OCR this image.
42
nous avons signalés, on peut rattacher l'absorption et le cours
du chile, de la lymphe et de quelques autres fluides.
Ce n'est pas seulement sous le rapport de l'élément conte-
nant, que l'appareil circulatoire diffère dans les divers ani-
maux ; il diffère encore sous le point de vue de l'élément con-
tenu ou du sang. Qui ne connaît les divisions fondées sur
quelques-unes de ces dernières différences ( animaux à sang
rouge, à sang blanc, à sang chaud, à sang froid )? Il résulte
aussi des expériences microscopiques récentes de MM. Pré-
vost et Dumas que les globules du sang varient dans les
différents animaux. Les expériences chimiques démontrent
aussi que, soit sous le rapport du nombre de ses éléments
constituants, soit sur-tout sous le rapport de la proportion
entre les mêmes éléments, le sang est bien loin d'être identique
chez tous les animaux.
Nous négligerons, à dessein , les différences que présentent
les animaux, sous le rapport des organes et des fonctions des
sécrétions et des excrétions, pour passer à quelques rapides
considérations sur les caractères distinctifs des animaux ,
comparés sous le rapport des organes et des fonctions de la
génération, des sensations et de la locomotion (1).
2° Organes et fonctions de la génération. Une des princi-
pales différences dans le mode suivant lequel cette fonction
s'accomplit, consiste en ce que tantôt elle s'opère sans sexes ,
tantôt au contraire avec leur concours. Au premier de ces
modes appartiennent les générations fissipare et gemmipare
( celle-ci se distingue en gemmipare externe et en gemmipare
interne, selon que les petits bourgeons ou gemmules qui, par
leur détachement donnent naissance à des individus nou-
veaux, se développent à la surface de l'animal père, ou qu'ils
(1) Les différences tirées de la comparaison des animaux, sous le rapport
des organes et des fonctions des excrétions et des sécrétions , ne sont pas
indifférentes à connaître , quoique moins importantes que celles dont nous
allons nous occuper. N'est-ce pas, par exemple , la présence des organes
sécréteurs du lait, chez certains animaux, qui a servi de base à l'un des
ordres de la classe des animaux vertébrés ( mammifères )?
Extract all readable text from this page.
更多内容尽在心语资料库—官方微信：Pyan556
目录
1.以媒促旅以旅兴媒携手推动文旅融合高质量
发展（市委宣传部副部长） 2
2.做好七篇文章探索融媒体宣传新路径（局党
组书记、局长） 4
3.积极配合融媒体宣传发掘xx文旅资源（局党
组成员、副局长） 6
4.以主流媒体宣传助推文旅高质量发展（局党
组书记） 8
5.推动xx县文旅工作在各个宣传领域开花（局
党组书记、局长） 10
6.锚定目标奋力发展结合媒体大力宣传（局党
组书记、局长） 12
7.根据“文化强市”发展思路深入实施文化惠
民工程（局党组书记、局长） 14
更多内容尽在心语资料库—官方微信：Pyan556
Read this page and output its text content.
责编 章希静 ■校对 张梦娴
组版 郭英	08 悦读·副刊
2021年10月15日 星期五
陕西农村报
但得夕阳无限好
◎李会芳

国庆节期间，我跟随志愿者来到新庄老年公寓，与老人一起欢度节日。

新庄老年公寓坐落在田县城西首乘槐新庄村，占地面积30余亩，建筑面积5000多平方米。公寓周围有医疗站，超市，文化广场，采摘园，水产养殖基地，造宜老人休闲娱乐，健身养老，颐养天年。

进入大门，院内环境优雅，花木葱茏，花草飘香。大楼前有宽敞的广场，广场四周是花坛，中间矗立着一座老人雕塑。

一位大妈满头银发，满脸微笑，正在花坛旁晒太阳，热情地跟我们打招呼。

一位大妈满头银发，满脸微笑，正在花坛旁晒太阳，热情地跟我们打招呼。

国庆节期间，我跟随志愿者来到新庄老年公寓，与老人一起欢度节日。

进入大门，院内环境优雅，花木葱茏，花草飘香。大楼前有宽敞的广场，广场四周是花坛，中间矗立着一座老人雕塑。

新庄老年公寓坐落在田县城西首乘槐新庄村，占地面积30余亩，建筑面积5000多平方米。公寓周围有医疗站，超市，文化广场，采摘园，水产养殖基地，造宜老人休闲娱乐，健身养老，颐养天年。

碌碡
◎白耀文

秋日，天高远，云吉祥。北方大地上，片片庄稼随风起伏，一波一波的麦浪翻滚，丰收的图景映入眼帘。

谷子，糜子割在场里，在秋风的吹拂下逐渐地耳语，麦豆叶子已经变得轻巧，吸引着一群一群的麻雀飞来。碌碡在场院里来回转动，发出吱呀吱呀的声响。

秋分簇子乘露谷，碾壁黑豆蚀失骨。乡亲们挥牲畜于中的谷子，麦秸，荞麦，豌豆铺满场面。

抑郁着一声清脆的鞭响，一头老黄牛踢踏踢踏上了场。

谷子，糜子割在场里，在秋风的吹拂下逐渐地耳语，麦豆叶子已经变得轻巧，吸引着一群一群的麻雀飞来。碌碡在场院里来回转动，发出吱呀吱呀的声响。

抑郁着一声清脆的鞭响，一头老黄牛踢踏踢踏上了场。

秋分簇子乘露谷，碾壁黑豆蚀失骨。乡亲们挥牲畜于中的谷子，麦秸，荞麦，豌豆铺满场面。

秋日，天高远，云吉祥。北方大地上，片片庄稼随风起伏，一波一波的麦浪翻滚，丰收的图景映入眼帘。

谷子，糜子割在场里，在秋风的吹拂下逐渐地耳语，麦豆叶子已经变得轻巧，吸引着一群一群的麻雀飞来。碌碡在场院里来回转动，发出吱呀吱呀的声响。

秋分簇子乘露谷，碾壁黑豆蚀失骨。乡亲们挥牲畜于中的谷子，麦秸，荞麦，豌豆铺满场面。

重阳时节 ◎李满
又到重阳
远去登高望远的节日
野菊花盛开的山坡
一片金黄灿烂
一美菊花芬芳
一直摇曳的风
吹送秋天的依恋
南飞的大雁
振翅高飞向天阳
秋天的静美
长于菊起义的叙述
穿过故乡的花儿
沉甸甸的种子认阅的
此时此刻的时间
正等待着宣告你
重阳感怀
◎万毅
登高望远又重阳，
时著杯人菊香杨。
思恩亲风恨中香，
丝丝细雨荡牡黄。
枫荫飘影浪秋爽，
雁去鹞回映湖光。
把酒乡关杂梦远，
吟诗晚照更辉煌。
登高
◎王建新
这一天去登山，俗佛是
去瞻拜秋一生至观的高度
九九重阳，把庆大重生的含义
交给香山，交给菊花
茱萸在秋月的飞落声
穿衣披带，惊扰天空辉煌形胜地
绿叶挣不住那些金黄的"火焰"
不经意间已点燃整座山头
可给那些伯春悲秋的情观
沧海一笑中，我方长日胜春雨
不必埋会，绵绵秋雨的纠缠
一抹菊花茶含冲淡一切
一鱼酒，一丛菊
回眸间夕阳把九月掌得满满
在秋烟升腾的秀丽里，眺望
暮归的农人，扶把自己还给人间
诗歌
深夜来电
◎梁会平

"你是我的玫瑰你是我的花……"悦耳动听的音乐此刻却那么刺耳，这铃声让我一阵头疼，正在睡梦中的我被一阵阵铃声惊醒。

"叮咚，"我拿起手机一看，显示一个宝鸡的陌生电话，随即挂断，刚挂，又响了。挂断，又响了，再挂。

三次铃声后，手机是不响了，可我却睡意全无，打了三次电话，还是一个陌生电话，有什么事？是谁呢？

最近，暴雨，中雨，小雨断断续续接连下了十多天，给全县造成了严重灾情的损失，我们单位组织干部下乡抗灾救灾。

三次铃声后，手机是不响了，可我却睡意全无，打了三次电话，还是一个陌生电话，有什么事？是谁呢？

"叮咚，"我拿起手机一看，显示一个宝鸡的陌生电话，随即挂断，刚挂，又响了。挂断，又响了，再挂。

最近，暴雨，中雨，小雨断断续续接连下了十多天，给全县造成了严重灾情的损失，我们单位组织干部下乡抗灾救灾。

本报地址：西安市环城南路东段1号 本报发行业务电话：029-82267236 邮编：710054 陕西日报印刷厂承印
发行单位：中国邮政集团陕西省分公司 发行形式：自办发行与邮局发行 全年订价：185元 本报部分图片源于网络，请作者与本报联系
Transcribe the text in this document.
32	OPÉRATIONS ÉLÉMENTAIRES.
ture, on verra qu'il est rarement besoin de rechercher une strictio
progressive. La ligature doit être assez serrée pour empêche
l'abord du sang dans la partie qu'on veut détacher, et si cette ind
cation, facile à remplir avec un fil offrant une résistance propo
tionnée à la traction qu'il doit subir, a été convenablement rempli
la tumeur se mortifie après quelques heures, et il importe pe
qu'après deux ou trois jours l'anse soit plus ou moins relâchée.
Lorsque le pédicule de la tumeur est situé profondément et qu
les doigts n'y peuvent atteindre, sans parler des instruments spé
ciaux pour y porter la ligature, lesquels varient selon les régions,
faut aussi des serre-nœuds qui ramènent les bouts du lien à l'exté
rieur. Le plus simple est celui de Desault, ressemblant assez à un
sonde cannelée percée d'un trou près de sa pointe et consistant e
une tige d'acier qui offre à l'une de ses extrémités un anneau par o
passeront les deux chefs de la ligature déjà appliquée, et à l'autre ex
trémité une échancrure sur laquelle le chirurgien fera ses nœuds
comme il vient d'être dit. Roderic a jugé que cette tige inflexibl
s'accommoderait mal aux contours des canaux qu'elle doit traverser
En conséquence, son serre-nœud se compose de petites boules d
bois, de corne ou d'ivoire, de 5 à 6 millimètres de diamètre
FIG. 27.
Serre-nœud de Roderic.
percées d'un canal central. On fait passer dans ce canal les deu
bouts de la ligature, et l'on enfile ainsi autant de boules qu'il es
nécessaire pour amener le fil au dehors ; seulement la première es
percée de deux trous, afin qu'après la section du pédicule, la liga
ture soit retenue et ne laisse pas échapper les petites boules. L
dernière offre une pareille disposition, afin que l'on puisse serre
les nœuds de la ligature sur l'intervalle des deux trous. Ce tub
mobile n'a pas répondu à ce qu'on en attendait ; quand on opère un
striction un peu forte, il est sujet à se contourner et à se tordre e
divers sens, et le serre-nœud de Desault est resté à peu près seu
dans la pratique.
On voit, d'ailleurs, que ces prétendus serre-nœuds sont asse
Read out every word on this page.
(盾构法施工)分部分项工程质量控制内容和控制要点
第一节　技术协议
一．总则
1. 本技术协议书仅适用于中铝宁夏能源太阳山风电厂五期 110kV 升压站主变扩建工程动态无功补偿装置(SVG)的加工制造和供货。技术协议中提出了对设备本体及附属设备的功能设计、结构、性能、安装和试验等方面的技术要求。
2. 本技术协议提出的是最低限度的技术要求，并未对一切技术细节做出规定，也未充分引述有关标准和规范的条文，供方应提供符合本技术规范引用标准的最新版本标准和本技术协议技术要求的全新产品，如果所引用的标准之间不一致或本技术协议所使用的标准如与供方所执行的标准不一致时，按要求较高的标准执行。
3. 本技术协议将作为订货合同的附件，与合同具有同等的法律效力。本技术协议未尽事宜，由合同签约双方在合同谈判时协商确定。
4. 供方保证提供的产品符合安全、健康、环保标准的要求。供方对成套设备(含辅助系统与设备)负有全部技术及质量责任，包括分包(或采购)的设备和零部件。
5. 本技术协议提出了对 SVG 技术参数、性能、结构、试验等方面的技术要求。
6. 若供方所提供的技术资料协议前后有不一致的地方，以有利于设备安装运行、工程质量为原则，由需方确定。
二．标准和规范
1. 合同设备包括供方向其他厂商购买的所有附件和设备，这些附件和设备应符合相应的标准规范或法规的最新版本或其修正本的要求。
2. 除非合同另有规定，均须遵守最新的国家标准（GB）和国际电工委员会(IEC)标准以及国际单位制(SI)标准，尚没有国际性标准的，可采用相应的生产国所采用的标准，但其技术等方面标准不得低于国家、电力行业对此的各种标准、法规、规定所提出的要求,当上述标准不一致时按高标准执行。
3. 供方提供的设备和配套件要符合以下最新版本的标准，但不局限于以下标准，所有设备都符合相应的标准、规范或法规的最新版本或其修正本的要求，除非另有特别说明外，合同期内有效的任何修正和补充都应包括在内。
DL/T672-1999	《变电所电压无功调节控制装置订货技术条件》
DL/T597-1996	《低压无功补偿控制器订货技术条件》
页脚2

======

Show, from the listing above, each line that contains the word "rapport".

Ce n'est pas seulement sous le rapport de l'élément conte-
aussi que, soit sous le rapport du nombre de ses éléments
constituants, soit sur-tout sous le rapport de la proportion
les animaux, sous le rapport des organes et des fonctions des
comparés sous le rapport des organes et des fonctions de la
(1) Les différences tirées de la comparaison des animaux, sous le rapport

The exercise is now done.